• EXCERPTED RECORDS:
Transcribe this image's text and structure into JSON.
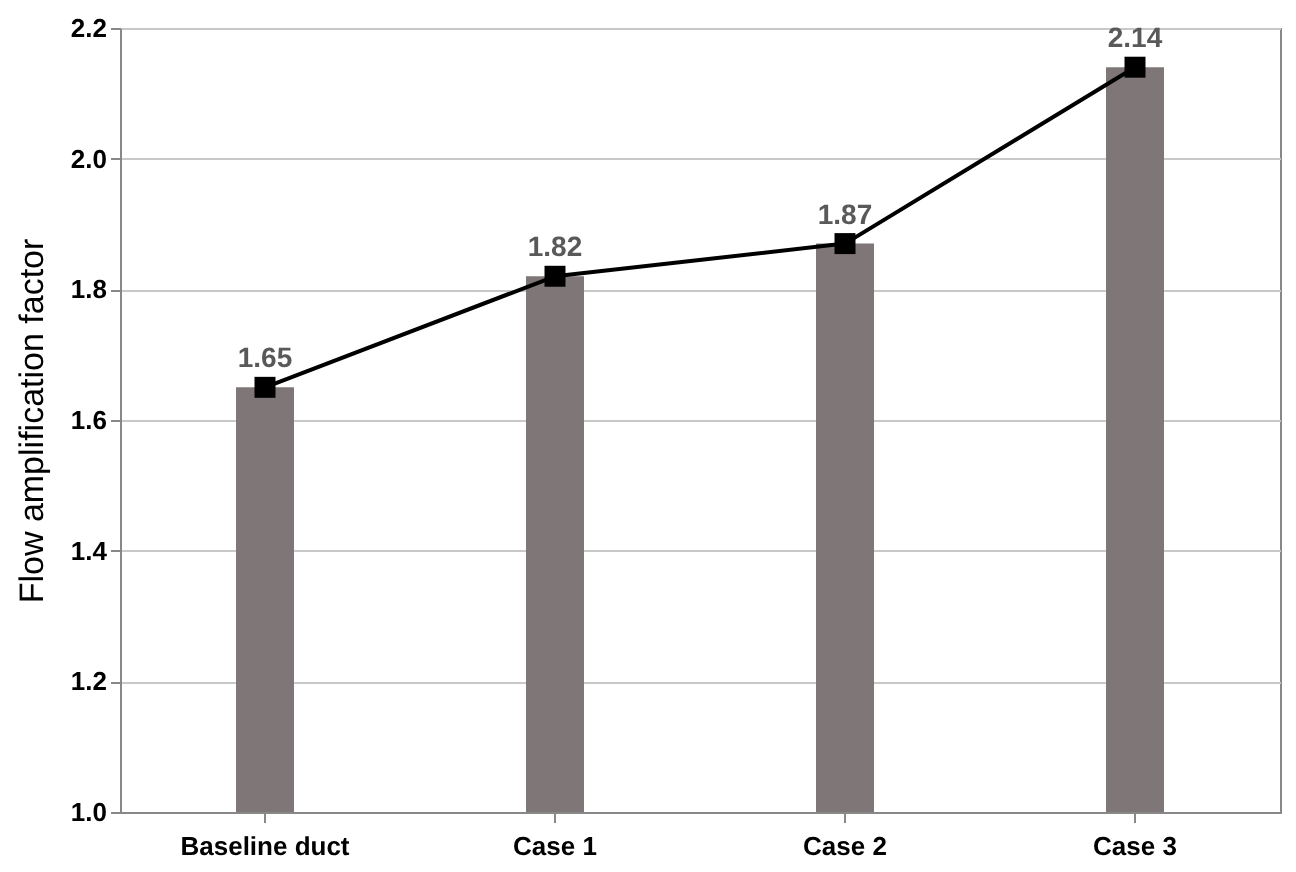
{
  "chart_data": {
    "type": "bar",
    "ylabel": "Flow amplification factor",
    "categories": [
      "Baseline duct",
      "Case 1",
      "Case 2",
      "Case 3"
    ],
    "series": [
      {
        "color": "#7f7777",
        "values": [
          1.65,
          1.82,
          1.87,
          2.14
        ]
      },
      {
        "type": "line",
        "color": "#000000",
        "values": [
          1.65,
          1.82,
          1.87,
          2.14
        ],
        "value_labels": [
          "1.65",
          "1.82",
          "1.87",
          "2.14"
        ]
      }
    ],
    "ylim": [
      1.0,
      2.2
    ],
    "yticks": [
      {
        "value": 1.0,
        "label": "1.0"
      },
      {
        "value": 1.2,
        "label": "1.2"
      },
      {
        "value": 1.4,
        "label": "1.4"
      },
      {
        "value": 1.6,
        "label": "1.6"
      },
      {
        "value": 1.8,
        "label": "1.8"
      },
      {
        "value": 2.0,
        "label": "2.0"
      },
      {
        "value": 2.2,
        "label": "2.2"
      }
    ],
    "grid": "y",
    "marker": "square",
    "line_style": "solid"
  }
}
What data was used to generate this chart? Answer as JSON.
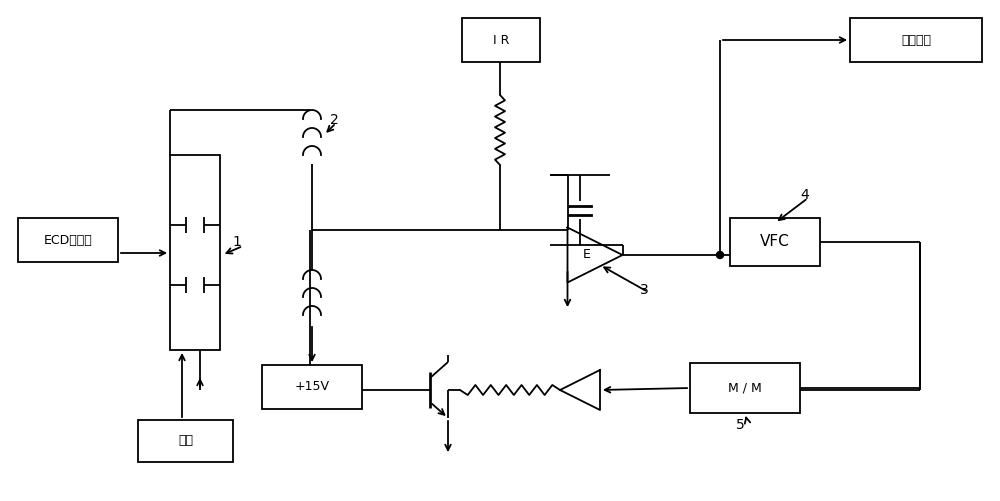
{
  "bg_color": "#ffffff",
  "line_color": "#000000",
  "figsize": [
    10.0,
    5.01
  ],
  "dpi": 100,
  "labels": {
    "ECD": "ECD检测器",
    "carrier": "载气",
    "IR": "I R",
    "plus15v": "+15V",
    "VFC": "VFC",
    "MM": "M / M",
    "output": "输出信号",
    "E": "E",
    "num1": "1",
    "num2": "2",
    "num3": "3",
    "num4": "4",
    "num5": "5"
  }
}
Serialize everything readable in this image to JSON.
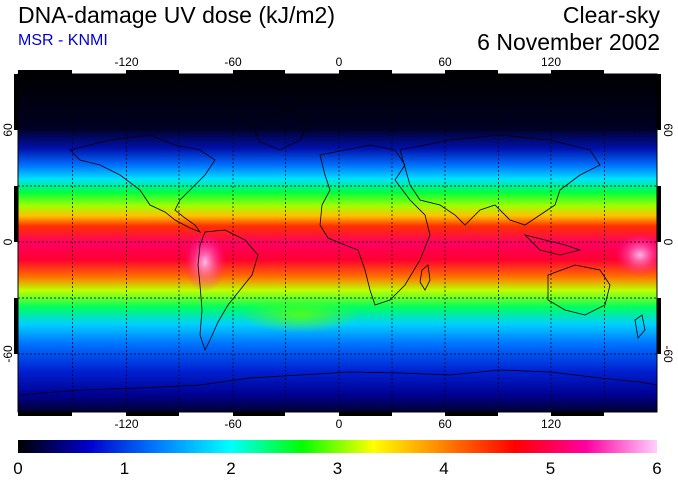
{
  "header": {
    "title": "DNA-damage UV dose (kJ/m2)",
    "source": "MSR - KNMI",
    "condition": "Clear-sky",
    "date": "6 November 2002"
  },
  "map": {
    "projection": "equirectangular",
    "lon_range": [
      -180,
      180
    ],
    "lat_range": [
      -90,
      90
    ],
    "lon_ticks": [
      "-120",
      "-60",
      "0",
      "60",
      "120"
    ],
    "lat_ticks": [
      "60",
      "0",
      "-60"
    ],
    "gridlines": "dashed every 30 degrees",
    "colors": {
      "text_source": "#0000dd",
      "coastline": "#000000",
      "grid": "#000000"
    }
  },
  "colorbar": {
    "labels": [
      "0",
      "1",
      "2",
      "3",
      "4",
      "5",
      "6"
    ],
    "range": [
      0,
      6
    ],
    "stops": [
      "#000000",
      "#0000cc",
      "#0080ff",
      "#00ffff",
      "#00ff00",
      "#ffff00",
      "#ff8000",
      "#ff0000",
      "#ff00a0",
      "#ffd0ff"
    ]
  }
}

• REQUEST: The listing above must be printed again exactly, minus its pictures.

• REPLY TO THE TASK:
Transcribe this image's text and structure into JSON.
{
  "chart_data": {
    "type": "bar",
    "ylabel": "Flow amplification factor",
    "categories": [
      "Baseline duct",
      "Case 1",
      "Case 2",
      "Case 3"
    ],
    "series": [
      {
        "color": "#7f7777",
        "values": [
          1.65,
          1.82,
          1.87,
          2.14
        ]
      },
      {
        "type": "line",
        "color": "#000000",
        "values": [
          1.65,
          1.82,
          1.87,
          2.14
        ],
        "value_labels": [
          "1.65",
          "1.82",
          "1.87",
          "2.14"
        ]
      }
    ],
    "ylim": [
      1.0,
      2.2
    ],
    "yticks": [
      {
        "value": 1.0,
        "label": "1.0"
      },
      {
        "value": 1.2,
        "label": "1.2"
      },
      {
        "value": 1.4,
        "label": "1.4"
      },
      {
        "value": 1.6,
        "label": "1.6"
      },
      {
        "value": 1.8,
        "label": "1.8"
      },
      {
        "value": 2.0,
        "label": "2.0"
      },
      {
        "value": 2.2,
        "label": "2.2"
      }
    ],
    "grid": "y",
    "marker": "square",
    "line_style": "solid"
  }
}
What data was used to generate this chart? Answer as JSON.
{
  "bg_color": "#ffffff",
  "line_color": "#000000",
  "figsize": [
    10.0,
    5.01
  ],
  "dpi": 100,
  "labels": {
    "ECD": "ECD检测器",
    "carrier": "载气",
    "IR": "I R",
    "plus15v": "+15V",
    "VFC": "VFC",
    "MM": "M / M",
    "output": "输出信号",
    "E": "E",
    "num1": "1",
    "num2": "2",
    "num3": "3",
    "num4": "4",
    "num5": "5"
  }
}
Serialize everything readable in this image to JSON.
{
  "header": {
    "title": "DNA-damage UV dose (kJ/m2)",
    "source": "MSR - KNMI",
    "condition": "Clear-sky",
    "date": "6 November 2002"
  },
  "map": {
    "projection": "equirectangular",
    "lon_range": [
      -180,
      180
    ],
    "lat_range": [
      -90,
      90
    ],
    "lon_ticks": [
      "-120",
      "-60",
      "0",
      "60",
      "120"
    ],
    "lat_ticks": [
      "60",
      "0",
      "-60"
    ],
    "gridlines": "dashed every 30 degrees",
    "colors": {
      "text_source": "#0000dd",
      "coastline": "#000000",
      "grid": "#000000"
    }
  },
  "colorbar": {
    "labels": [
      "0",
      "1",
      "2",
      "3",
      "4",
      "5",
      "6"
    ],
    "range": [
      0,
      6
    ],
    "stops": [
      "#000000",
      "#0000cc",
      "#0080ff",
      "#00ffff",
      "#00ff00",
      "#ffff00",
      "#ff8000",
      "#ff0000",
      "#ff00a0",
      "#ffd0ff"
    ]
  }
}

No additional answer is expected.